Work required:
How many lines of these entries include the string "JSON"? State the number alone.

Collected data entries
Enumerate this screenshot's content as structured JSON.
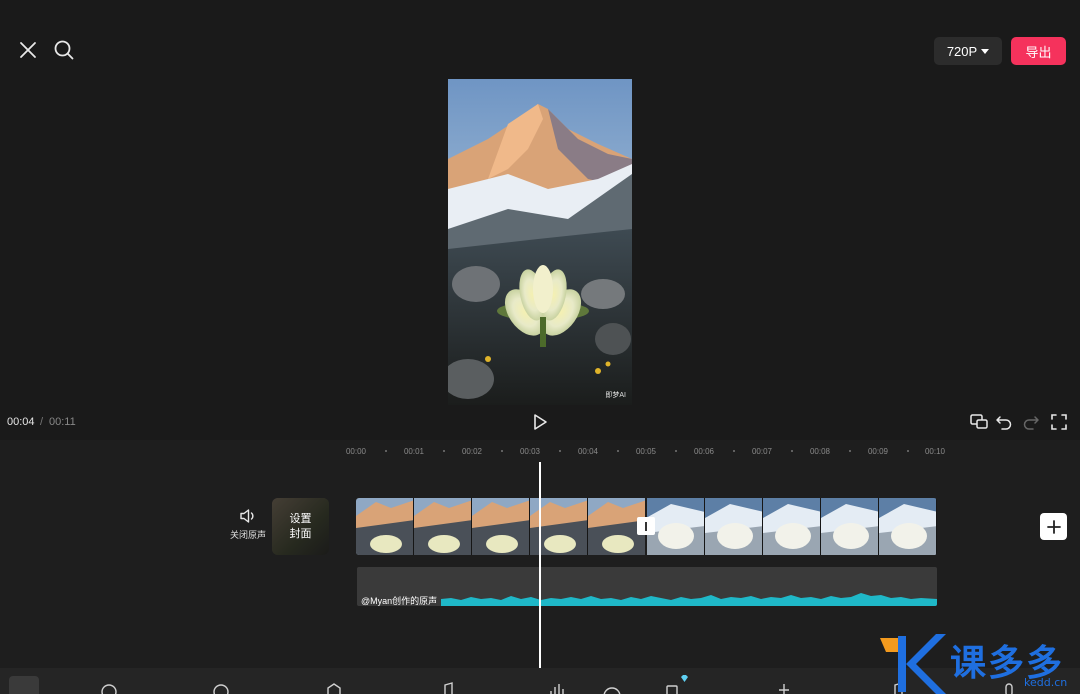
{
  "topbar": {
    "resolution": "720P",
    "export_label": "导出"
  },
  "preview": {
    "watermark": "即梦AI"
  },
  "player": {
    "current_time": "00:04",
    "separator": "/",
    "total_time": "00:11"
  },
  "ruler": {
    "labels": [
      "00:00",
      "00:01",
      "00:02",
      "00:03",
      "00:04",
      "00:05",
      "00:06",
      "00:07",
      "00:08",
      "00:09",
      "00:10"
    ]
  },
  "timeline": {
    "mute_label": "关闭原声",
    "cover_line1": "设置",
    "cover_line2": "封面",
    "audio_label": "@Myan创作的原声"
  },
  "logo": {
    "text": "课多多",
    "url": "kedd.cn"
  },
  "colors": {
    "accent": "#f5325c",
    "waveform": "#1fb8c8",
    "logo": "#1f6fe0",
    "logo_orange": "#f39a1e"
  }
}
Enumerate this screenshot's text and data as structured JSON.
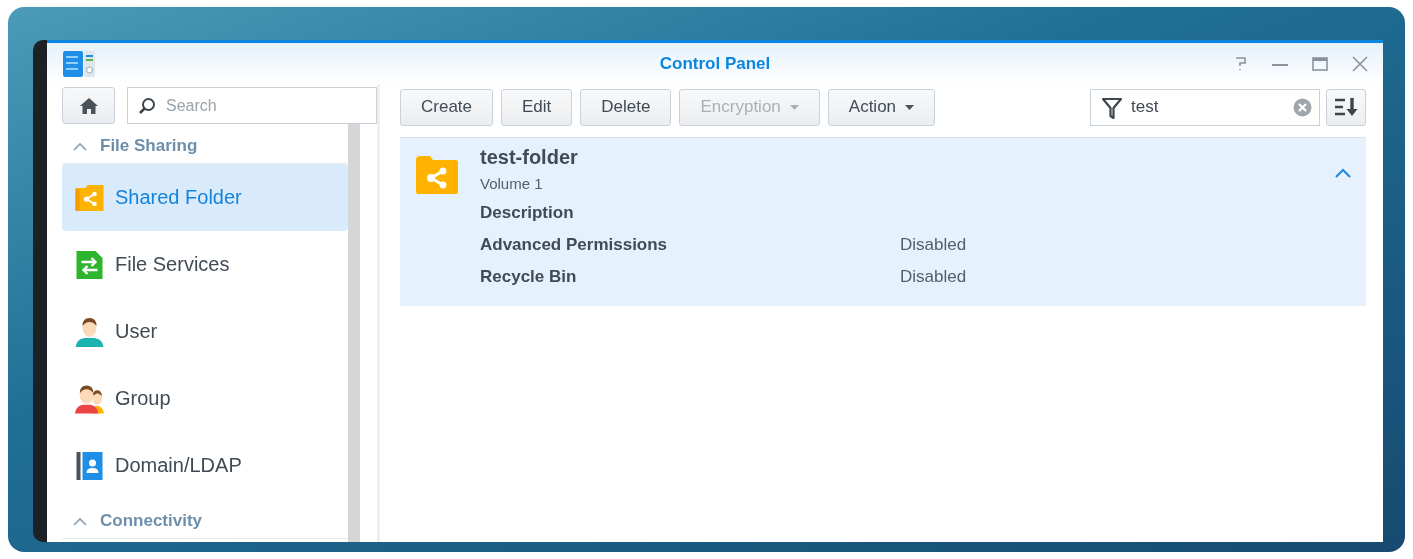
{
  "window": {
    "title": "Control Panel"
  },
  "sidebar": {
    "search": {
      "placeholder": "Search"
    },
    "sections": [
      {
        "title": "File Sharing",
        "expanded": true,
        "items": [
          {
            "label": "Shared Folder",
            "selected": true
          },
          {
            "label": "File Services",
            "selected": false
          },
          {
            "label": "User",
            "selected": false
          },
          {
            "label": "Group",
            "selected": false
          },
          {
            "label": "Domain/LDAP",
            "selected": false
          }
        ]
      },
      {
        "title": "Connectivity",
        "expanded": true
      }
    ]
  },
  "toolbar": {
    "buttons": [
      {
        "label": "Create",
        "disabled": false,
        "dropdown": false
      },
      {
        "label": "Edit",
        "disabled": false,
        "dropdown": false
      },
      {
        "label": "Delete",
        "disabled": false,
        "dropdown": false
      },
      {
        "label": "Encryption",
        "disabled": true,
        "dropdown": true
      },
      {
        "label": "Action",
        "disabled": false,
        "dropdown": true
      }
    ],
    "filter": {
      "value": "test"
    }
  },
  "folders": [
    {
      "name": "test-folder",
      "volume": "Volume 1",
      "expanded": true,
      "selected": true,
      "details": [
        {
          "label": "Description"
        },
        {
          "label": "Advanced Permissions",
          "value": "Disabled"
        },
        {
          "label": "Recycle Bin",
          "value": "Disabled"
        }
      ]
    }
  ]
}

Complete output:
2